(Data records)
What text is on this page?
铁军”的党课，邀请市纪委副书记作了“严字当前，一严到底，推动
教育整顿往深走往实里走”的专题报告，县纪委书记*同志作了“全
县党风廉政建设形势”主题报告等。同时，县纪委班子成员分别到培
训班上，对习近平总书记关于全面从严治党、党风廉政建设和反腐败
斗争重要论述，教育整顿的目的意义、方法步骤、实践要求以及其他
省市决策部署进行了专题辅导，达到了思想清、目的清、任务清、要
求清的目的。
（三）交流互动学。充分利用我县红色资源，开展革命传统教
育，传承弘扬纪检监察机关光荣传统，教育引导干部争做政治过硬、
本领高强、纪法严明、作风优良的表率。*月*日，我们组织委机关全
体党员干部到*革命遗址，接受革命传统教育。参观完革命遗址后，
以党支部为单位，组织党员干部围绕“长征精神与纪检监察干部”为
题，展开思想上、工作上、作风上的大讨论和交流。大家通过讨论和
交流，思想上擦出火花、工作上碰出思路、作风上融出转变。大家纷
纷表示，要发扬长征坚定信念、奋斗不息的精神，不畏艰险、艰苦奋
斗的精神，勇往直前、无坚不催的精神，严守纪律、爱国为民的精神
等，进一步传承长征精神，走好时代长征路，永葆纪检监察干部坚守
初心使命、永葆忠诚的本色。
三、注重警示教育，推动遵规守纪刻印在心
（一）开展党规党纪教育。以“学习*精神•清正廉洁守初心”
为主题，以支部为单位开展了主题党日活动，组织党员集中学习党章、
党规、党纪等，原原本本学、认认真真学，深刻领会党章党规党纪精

#### [Task instructions]
Copy out all of the data exactly, leaving nothing out.

#### [The reply]
What text is on this page?
铁军”的党课，邀请市纪委副书记作了“严字当前，一严到底，推动
教育整顿往深走往实里走”的专题报告，县纪委书记*同志作了“全
县党风廉政建设形势”主题报告等。同时，县纪委班子成员分别到培
训班上，对习近平总书记关于全面从严治党、党风廉政建设和反腐败
斗争重要论述，教育整顿的目的意义、方法步骤、实践要求以及其他
省市决策部署进行了专题辅导，达到了思想清、目的清、任务清、要
求清的目的。
（三）交流互动学。充分利用我县红色资源，开展革命传统教
育，传承弘扬纪检监察机关光荣传统，教育引导干部争做政治过硬、
本领高强、纪法严明、作风优良的表率。*月*日，我们组织委机关全
体党员干部到*革命遗址，接受革命传统教育。参观完革命遗址后，
以党支部为单位，组织党员干部围绕“长征精神与纪检监察干部”为
题，展开思想上、工作上、作风上的大讨论和交流。大家通过讨论和
交流，思想上擦出火花、工作上碰出思路、作风上融出转变。大家纷
纷表示，要发扬长征坚定信念、奋斗不息的精神，不畏艰险、艰苦奋
斗的精神，勇往直前、无坚不催的精神，严守纪律、爱国为民的精神
等，进一步传承长征精神，走好时代长征路，永葆纪检监察干部坚守
初心使命、永葆忠诚的本色。
三、注重警示教育，推动遵规守纪刻印在心
（一）开展党规党纪教育。以“学习*精神•清正廉洁守初心”
为主题，以支部为单位开展了主题党日活动，组织党员集中学习党章、
党规、党纪等，原原本本学、认认真真学，深刻领会党章党规党纪精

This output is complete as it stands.